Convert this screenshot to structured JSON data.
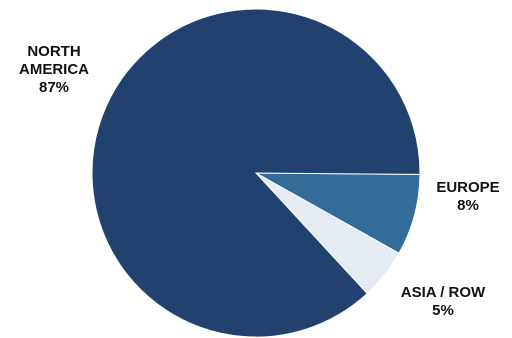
{
  "chart_data": {
    "type": "pie",
    "slices": [
      {
        "label": "NORTH AMERICA",
        "value": 87,
        "value_label": "87%",
        "color": "#21426f"
      },
      {
        "label": "EUROPE",
        "value": 8,
        "value_label": "8%",
        "color": "#336b99"
      },
      {
        "label": "ASIA / ROW",
        "value": 5,
        "value_label": "5%",
        "color": "#e4ebf3"
      }
    ],
    "title": "",
    "legend": "none",
    "start_angle_deg": 0.5
  }
}
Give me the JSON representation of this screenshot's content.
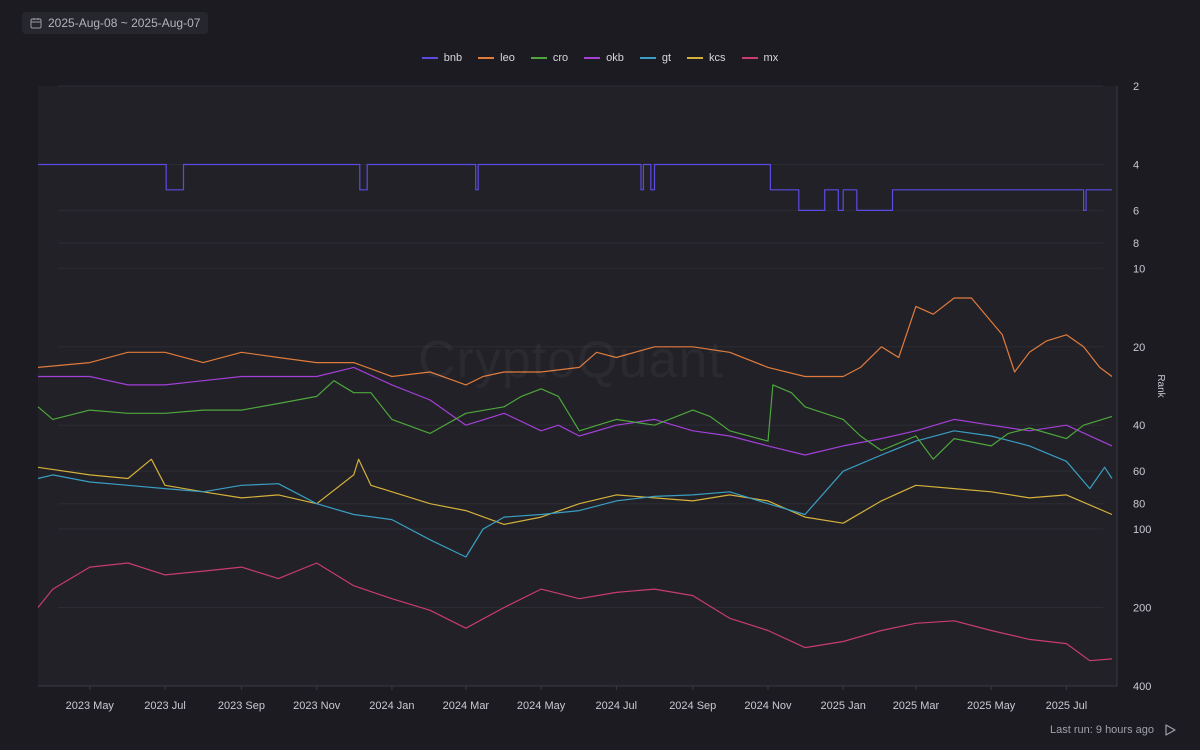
{
  "date_range": {
    "label": "2025-Aug-08 ~ 2025-Aug-07"
  },
  "watermark": "CryptoQuant",
  "footer": {
    "last_run": "Last run: 9 hours ago",
    "play_icon": "play-icon"
  },
  "colors": {
    "background": "#1b1b21",
    "plot": "#212127",
    "grid": "#2c2c34"
  },
  "chart_data": {
    "type": "line",
    "x_range": [
      "2023-03-20",
      "2025-08-07"
    ],
    "y_scale": "log",
    "y_reversed": true,
    "ylabel": "Rank",
    "ylim": [
      2,
      400
    ],
    "y_ticks": [
      2,
      4,
      6,
      8,
      10,
      20,
      40,
      60,
      80,
      100,
      200,
      400
    ],
    "x_tick_labels": [
      "2023 May",
      "2023 Jul",
      "2023 Sep",
      "2023 Nov",
      "2024 Jan",
      "2024 Mar",
      "2024 May",
      "2024 Jul",
      "2024 Sep",
      "2024 Nov",
      "2025 Jan",
      "2025 Mar",
      "2025 May",
      "2025 Jul"
    ],
    "x_tick_dates": [
      "2023-05-01",
      "2023-07-01",
      "2023-09-01",
      "2023-11-01",
      "2024-01-01",
      "2024-03-01",
      "2024-05-01",
      "2024-07-01",
      "2024-09-01",
      "2024-11-01",
      "2025-01-01",
      "2025-03-01",
      "2025-05-01",
      "2025-07-01"
    ],
    "legend_position": "top-center",
    "grid": true,
    "series": [
      {
        "name": "bnb",
        "color": "#5b4be0",
        "step": true,
        "points": [
          [
            "2023-03-20",
            4
          ],
          [
            "2023-06-28",
            4
          ],
          [
            "2023-07-02",
            5
          ],
          [
            "2023-07-14",
            5
          ],
          [
            "2023-07-16",
            4
          ],
          [
            "2023-12-05",
            4
          ],
          [
            "2023-12-06",
            5
          ],
          [
            "2023-12-10",
            5
          ],
          [
            "2023-12-12",
            4
          ],
          [
            "2024-03-08",
            4
          ],
          [
            "2024-03-09",
            5
          ],
          [
            "2024-03-11",
            4
          ],
          [
            "2024-07-20",
            4
          ],
          [
            "2024-07-21",
            5
          ],
          [
            "2024-07-23",
            4
          ],
          [
            "2024-07-28",
            4
          ],
          [
            "2024-07-29",
            5
          ],
          [
            "2024-08-01",
            4
          ],
          [
            "2024-11-01",
            4
          ],
          [
            "2024-11-03",
            5
          ],
          [
            "2024-11-25",
            5
          ],
          [
            "2024-11-26",
            6
          ],
          [
            "2024-12-15",
            6
          ],
          [
            "2024-12-17",
            5
          ],
          [
            "2024-12-27",
            5
          ],
          [
            "2024-12-28",
            6
          ],
          [
            "2024-12-31",
            6
          ],
          [
            "2025-01-01",
            5
          ],
          [
            "2025-01-11",
            5
          ],
          [
            "2025-01-12",
            6
          ],
          [
            "2025-02-08",
            6
          ],
          [
            "2025-02-10",
            5
          ],
          [
            "2025-07-14",
            5
          ],
          [
            "2025-07-15",
            6
          ],
          [
            "2025-07-17",
            5
          ],
          [
            "2025-08-07",
            5
          ]
        ]
      },
      {
        "name": "leo",
        "color": "#e07b3c",
        "points": [
          [
            "2023-03-20",
            24
          ],
          [
            "2023-05-01",
            23
          ],
          [
            "2023-06-01",
            21
          ],
          [
            "2023-07-01",
            21
          ],
          [
            "2023-08-01",
            23
          ],
          [
            "2023-09-01",
            21
          ],
          [
            "2023-10-01",
            22
          ],
          [
            "2023-11-01",
            23
          ],
          [
            "2023-12-01",
            23
          ],
          [
            "2024-01-01",
            26
          ],
          [
            "2024-02-01",
            25
          ],
          [
            "2024-03-01",
            28
          ],
          [
            "2024-03-15",
            26
          ],
          [
            "2024-04-01",
            25
          ],
          [
            "2024-05-01",
            25
          ],
          [
            "2024-06-01",
            24
          ],
          [
            "2024-06-15",
            21
          ],
          [
            "2024-07-01",
            22
          ],
          [
            "2024-08-01",
            20
          ],
          [
            "2024-09-01",
            20
          ],
          [
            "2024-10-01",
            21
          ],
          [
            "2024-11-01",
            24
          ],
          [
            "2024-12-01",
            26
          ],
          [
            "2025-01-01",
            26
          ],
          [
            "2025-01-15",
            24
          ],
          [
            "2025-02-01",
            20
          ],
          [
            "2025-02-15",
            22
          ],
          [
            "2025-03-01",
            14
          ],
          [
            "2025-03-15",
            15
          ],
          [
            "2025-04-01",
            13
          ],
          [
            "2025-04-15",
            13
          ],
          [
            "2025-05-01",
            16
          ],
          [
            "2025-05-10",
            18
          ],
          [
            "2025-05-20",
            25
          ],
          [
            "2025-06-01",
            21
          ],
          [
            "2025-06-15",
            19
          ],
          [
            "2025-07-01",
            18
          ],
          [
            "2025-07-15",
            20
          ],
          [
            "2025-07-28",
            24
          ],
          [
            "2025-08-07",
            26
          ]
        ]
      },
      {
        "name": "cro",
        "color": "#4ea63c",
        "points": [
          [
            "2023-03-20",
            34
          ],
          [
            "2023-04-01",
            38
          ],
          [
            "2023-05-01",
            35
          ],
          [
            "2023-06-01",
            36
          ],
          [
            "2023-07-01",
            36
          ],
          [
            "2023-08-01",
            35
          ],
          [
            "2023-09-01",
            35
          ],
          [
            "2023-10-01",
            33
          ],
          [
            "2023-11-01",
            31
          ],
          [
            "2023-11-15",
            27
          ],
          [
            "2023-12-01",
            30
          ],
          [
            "2023-12-15",
            30
          ],
          [
            "2024-01-01",
            38
          ],
          [
            "2024-02-01",
            43
          ],
          [
            "2024-03-01",
            36
          ],
          [
            "2024-04-01",
            34
          ],
          [
            "2024-04-15",
            31
          ],
          [
            "2024-05-01",
            29
          ],
          [
            "2024-05-15",
            31
          ],
          [
            "2024-06-01",
            42
          ],
          [
            "2024-07-01",
            38
          ],
          [
            "2024-08-01",
            40
          ],
          [
            "2024-09-01",
            35
          ],
          [
            "2024-09-15",
            37
          ],
          [
            "2024-10-01",
            42
          ],
          [
            "2024-11-01",
            46
          ],
          [
            "2024-11-05",
            28
          ],
          [
            "2024-11-20",
            30
          ],
          [
            "2024-12-01",
            34
          ],
          [
            "2025-01-01",
            38
          ],
          [
            "2025-01-15",
            44
          ],
          [
            "2025-02-01",
            50
          ],
          [
            "2025-03-01",
            44
          ],
          [
            "2025-03-15",
            54
          ],
          [
            "2025-04-01",
            45
          ],
          [
            "2025-05-01",
            48
          ],
          [
            "2025-05-15",
            43
          ],
          [
            "2025-06-01",
            41
          ],
          [
            "2025-07-01",
            45
          ],
          [
            "2025-07-15",
            40
          ],
          [
            "2025-08-07",
            37
          ]
        ]
      },
      {
        "name": "okb",
        "color": "#a43fd8",
        "points": [
          [
            "2023-03-20",
            26
          ],
          [
            "2023-04-01",
            26
          ],
          [
            "2023-05-01",
            26
          ],
          [
            "2023-06-01",
            28
          ],
          [
            "2023-07-01",
            28
          ],
          [
            "2023-08-01",
            27
          ],
          [
            "2023-09-01",
            26
          ],
          [
            "2023-10-01",
            26
          ],
          [
            "2023-11-01",
            26
          ],
          [
            "2023-12-01",
            24
          ],
          [
            "2024-01-01",
            28
          ],
          [
            "2024-02-01",
            32
          ],
          [
            "2024-03-01",
            40
          ],
          [
            "2024-04-01",
            36
          ],
          [
            "2024-05-01",
            42
          ],
          [
            "2024-05-15",
            40
          ],
          [
            "2024-06-01",
            44
          ],
          [
            "2024-07-01",
            40
          ],
          [
            "2024-08-01",
            38
          ],
          [
            "2024-09-01",
            42
          ],
          [
            "2024-10-01",
            44
          ],
          [
            "2024-11-01",
            48
          ],
          [
            "2024-12-01",
            52
          ],
          [
            "2025-01-01",
            48
          ],
          [
            "2025-02-01",
            45
          ],
          [
            "2025-03-01",
            42
          ],
          [
            "2025-04-01",
            38
          ],
          [
            "2025-05-01",
            40
          ],
          [
            "2025-06-01",
            42
          ],
          [
            "2025-07-01",
            40
          ],
          [
            "2025-08-07",
            48
          ]
        ]
      },
      {
        "name": "gt",
        "color": "#3a9ec3",
        "points": [
          [
            "2023-03-20",
            64
          ],
          [
            "2023-04-01",
            62
          ],
          [
            "2023-05-01",
            66
          ],
          [
            "2023-06-01",
            68
          ],
          [
            "2023-07-01",
            70
          ],
          [
            "2023-08-01",
            72
          ],
          [
            "2023-09-01",
            68
          ],
          [
            "2023-10-01",
            67
          ],
          [
            "2023-11-01",
            80
          ],
          [
            "2023-12-01",
            88
          ],
          [
            "2024-01-01",
            92
          ],
          [
            "2024-02-01",
            110
          ],
          [
            "2024-03-01",
            128
          ],
          [
            "2024-03-15",
            100
          ],
          [
            "2024-04-01",
            90
          ],
          [
            "2024-05-01",
            88
          ],
          [
            "2024-06-01",
            85
          ],
          [
            "2024-07-01",
            78
          ],
          [
            "2024-08-01",
            75
          ],
          [
            "2024-09-01",
            74
          ],
          [
            "2024-10-01",
            72
          ],
          [
            "2024-11-01",
            80
          ],
          [
            "2024-12-01",
            88
          ],
          [
            "2025-01-01",
            60
          ],
          [
            "2025-02-01",
            52
          ],
          [
            "2025-03-01",
            46
          ],
          [
            "2025-04-01",
            42
          ],
          [
            "2025-05-01",
            44
          ],
          [
            "2025-06-01",
            48
          ],
          [
            "2025-07-01",
            55
          ],
          [
            "2025-07-20",
            70
          ],
          [
            "2025-08-01",
            58
          ],
          [
            "2025-08-07",
            64
          ]
        ]
      },
      {
        "name": "kcs",
        "color": "#d4b13a",
        "points": [
          [
            "2023-03-20",
            58
          ],
          [
            "2023-05-01",
            62
          ],
          [
            "2023-06-01",
            64
          ],
          [
            "2023-06-20",
            54
          ],
          [
            "2023-07-01",
            68
          ],
          [
            "2023-08-01",
            72
          ],
          [
            "2023-09-01",
            76
          ],
          [
            "2023-10-01",
            74
          ],
          [
            "2023-11-01",
            80
          ],
          [
            "2023-12-01",
            62
          ],
          [
            "2023-12-05",
            54
          ],
          [
            "2023-12-15",
            68
          ],
          [
            "2024-01-01",
            72
          ],
          [
            "2024-02-01",
            80
          ],
          [
            "2024-03-01",
            85
          ],
          [
            "2024-04-01",
            96
          ],
          [
            "2024-05-01",
            90
          ],
          [
            "2024-06-01",
            80
          ],
          [
            "2024-07-01",
            74
          ],
          [
            "2024-08-01",
            76
          ],
          [
            "2024-09-01",
            78
          ],
          [
            "2024-10-01",
            74
          ],
          [
            "2024-11-01",
            78
          ],
          [
            "2024-12-01",
            90
          ],
          [
            "2025-01-01",
            95
          ],
          [
            "2025-02-01",
            78
          ],
          [
            "2025-03-01",
            68
          ],
          [
            "2025-04-01",
            70
          ],
          [
            "2025-05-01",
            72
          ],
          [
            "2025-06-01",
            76
          ],
          [
            "2025-07-01",
            74
          ],
          [
            "2025-08-07",
            88
          ]
        ]
      },
      {
        "name": "mx",
        "color": "#c93c6e",
        "points": [
          [
            "2023-03-20",
            200
          ],
          [
            "2023-04-01",
            170
          ],
          [
            "2023-05-01",
            140
          ],
          [
            "2023-06-01",
            135
          ],
          [
            "2023-07-01",
            150
          ],
          [
            "2023-08-01",
            145
          ],
          [
            "2023-09-01",
            140
          ],
          [
            "2023-10-01",
            155
          ],
          [
            "2023-11-01",
            135
          ],
          [
            "2023-12-01",
            165
          ],
          [
            "2024-01-01",
            185
          ],
          [
            "2024-02-01",
            205
          ],
          [
            "2024-03-01",
            240
          ],
          [
            "2024-04-01",
            200
          ],
          [
            "2024-05-01",
            170
          ],
          [
            "2024-06-01",
            185
          ],
          [
            "2024-07-01",
            175
          ],
          [
            "2024-08-01",
            170
          ],
          [
            "2024-09-01",
            180
          ],
          [
            "2024-10-01",
            220
          ],
          [
            "2024-11-01",
            245
          ],
          [
            "2024-12-01",
            285
          ],
          [
            "2025-01-01",
            270
          ],
          [
            "2025-02-01",
            245
          ],
          [
            "2025-03-01",
            230
          ],
          [
            "2025-04-01",
            225
          ],
          [
            "2025-05-01",
            245
          ],
          [
            "2025-06-01",
            265
          ],
          [
            "2025-07-01",
            275
          ],
          [
            "2025-07-20",
            320
          ],
          [
            "2025-08-07",
            315
          ]
        ]
      }
    ]
  }
}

------------------------------------

TO DO:
Report how many lines in these entries contain "JSON". Answer with the number only.

SOLVED EXERCISE:
2